## STATED PROBLEM:
Go through the records and give each one again exactly.

===== PROVIDED DATA

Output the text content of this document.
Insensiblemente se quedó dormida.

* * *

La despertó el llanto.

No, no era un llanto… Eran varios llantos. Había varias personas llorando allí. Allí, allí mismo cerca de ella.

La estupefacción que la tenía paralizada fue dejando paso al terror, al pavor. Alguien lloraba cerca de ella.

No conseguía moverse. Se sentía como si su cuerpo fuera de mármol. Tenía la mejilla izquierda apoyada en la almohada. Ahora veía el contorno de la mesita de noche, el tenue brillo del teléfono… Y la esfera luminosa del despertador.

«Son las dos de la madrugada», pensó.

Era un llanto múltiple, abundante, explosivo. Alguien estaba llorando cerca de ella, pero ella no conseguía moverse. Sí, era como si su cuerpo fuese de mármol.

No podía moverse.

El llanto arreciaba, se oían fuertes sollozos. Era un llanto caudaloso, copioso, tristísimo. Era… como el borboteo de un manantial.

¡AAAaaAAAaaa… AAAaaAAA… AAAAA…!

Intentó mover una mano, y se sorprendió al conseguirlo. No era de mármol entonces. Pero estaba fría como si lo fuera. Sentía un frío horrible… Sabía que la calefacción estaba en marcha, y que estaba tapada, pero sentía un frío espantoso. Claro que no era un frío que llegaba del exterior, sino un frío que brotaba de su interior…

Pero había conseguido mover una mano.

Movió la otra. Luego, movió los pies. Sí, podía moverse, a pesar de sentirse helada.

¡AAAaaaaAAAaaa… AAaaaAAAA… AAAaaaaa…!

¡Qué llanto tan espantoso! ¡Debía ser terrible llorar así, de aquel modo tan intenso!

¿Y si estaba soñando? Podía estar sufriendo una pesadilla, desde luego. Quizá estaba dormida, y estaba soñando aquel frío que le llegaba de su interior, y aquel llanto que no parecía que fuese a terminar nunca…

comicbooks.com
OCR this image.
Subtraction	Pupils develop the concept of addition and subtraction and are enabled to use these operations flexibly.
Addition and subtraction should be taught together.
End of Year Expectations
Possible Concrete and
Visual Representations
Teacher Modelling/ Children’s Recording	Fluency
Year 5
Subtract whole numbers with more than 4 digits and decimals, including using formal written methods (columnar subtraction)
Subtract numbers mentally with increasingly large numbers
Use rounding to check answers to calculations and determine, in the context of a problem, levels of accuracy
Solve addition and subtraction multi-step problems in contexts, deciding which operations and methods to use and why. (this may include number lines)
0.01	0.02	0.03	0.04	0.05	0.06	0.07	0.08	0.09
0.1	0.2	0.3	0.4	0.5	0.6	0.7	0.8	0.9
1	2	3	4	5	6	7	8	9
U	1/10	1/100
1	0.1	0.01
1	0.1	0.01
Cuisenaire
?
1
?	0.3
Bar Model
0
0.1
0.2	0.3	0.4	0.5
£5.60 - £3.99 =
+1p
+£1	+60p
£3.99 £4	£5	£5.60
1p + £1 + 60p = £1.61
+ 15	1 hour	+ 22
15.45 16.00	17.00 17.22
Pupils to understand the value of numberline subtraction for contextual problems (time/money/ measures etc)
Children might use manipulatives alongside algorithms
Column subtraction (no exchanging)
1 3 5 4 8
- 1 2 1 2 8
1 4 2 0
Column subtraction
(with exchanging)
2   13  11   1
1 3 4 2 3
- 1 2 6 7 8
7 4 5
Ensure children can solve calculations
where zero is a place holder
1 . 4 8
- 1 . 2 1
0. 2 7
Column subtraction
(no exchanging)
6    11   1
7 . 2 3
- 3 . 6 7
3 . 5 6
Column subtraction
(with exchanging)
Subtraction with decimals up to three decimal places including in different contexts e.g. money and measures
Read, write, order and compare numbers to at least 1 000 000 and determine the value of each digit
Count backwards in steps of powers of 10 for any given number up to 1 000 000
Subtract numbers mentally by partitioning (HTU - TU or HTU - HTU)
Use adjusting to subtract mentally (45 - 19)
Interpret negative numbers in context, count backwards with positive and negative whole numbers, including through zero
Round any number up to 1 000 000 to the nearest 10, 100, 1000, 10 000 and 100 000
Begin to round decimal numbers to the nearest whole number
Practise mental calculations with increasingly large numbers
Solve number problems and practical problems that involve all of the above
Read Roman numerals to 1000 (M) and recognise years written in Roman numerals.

==========

## EXERCISE ANSWER:
Output the text content of this document.
Insensiblemente se quedó dormida.

* * *

La despertó el llanto.

No, no era un llanto… Eran varios llantos. Había varias personas llorando allí. Allí, allí mismo cerca de ella.

La estupefacción que la tenía paralizada fue dejando paso al terror, al pavor. Alguien lloraba cerca de ella.

No conseguía moverse. Se sentía como si su cuerpo fuera de mármol. Tenía la mejilla izquierda apoyada en la almohada. Ahora veía el contorno de la mesita de noche, el tenue brillo del teléfono… Y la esfera luminosa del despertador.

«Son las dos de la madrugada», pensó.

Era un llanto múltiple, abundante, explosivo. Alguien estaba llorando cerca de ella, pero ella no conseguía moverse. Sí, era como si su cuerpo fuese de mármol.

No podía moverse.

El llanto arreciaba, se oían fuertes sollozos. Era un llanto caudaloso, copioso, tristísimo. Era… como el borboteo de un manantial.

¡AAAaaAAAaaa… AAAaaAAA… AAAAA…!

Intentó mover una mano, y se sorprendió al conseguirlo. No era de mármol entonces. Pero estaba fría como si lo fuera. Sentía un frío horrible… Sabía que la calefacción estaba en marcha, y que estaba tapada, pero sentía un frío espantoso. Claro que no era un frío que llegaba del exterior, sino un frío que brotaba de su interior…

Pero había conseguido mover una mano.

Movió la otra. Luego, movió los pies. Sí, podía moverse, a pesar de sentirse helada.

¡AAAaaaaAAAaaa… AAaaaAAAA… AAAaaaaa…!

¡Qué llanto tan espantoso! ¡Debía ser terrible llorar así, de aquel modo tan intenso!

¿Y si estaba soñando? Podía estar sufriendo una pesadilla, desde luego. Quizá estaba dormida, y estaba soñando aquel frío que le llegaba de su interior, y aquel llanto que no parecía que fuese a terminar nunca…

comicbooks.com
OCR this image.
Subtraction	Pupils develop the concept of addition and subtraction and are enabled to use these operations flexibly.
Addition and subtraction should be taught together.
End of Year Expectations
Possible Concrete and
Visual Representations
Teacher Modelling/ Children’s Recording	Fluency
Year 5
Subtract whole numbers with more than 4 digits and decimals, including using formal written methods (columnar subtraction)
Subtract numbers mentally with increasingly large numbers
Use rounding to check answers to calculations and determine, in the context of a problem, levels of accuracy
Solve addition and subtraction multi-step problems in contexts, deciding which operations and methods to use and why. (this may include number lines)
0.01	0.02	0.03	0.04	0.05	0.06	0.07	0.08	0.09
0.1	0.2	0.3	0.4	0.5	0.6	0.7	0.8	0.9
1	2	3	4	5	6	7	8	9
U	1/10	1/100
1	0.1	0.01
1	0.1	0.01
Cuisenaire
?
1
?	0.3
Bar Model
0
0.1
0.2	0.3	0.4	0.5
£5.60 - £3.99 =
+1p
+£1	+60p
£3.99 £4	£5	£5.60
1p + £1 + 60p = £1.61
+ 15	1 hour	+ 22
15.45 16.00	17.00 17.22
Pupils to understand the value of numberline subtraction for contextual problems (time/money/ measures etc)
Children might use manipulatives alongside algorithms
Column subtraction (no exchanging)
1 3 5 4 8
- 1 2 1 2 8
1 4 2 0
Column subtraction
(with exchanging)
2   13  11   1
1 3 4 2 3
- 1 2 6 7 8
7 4 5
Ensure children can solve calculations
where zero is a place holder
1 . 4 8
- 1 . 2 1
0. 2 7
Column subtraction
(no exchanging)
6    11   1
7 . 2 3
- 3 . 6 7
3 . 5 6
Column subtraction
(with exchanging)
Subtraction with decimals up to three decimal places including in different contexts e.g. money and measures
Read, write, order and compare numbers to at least 1 000 000 and determine the value of each digit
Count backwards in steps of powers of 10 for any given number up to 1 000 000
Subtract numbers mentally by partitioning (HTU - TU or HTU - HTU)
Use adjusting to subtract mentally (45 - 19)
Interpret negative numbers in context, count backwards with positive and negative whole numbers, including through zero
Round any number up to 1 000 000 to the nearest 10, 100, 1000, 10 000 and 100 000
Begin to round decimal numbers to the nearest whole number
Practise mental calculations with increasingly large numbers
Solve number problems and practical problems that involve all of the above
Read Roman numerals to 1000 (M) and recognise years written in Roman numerals.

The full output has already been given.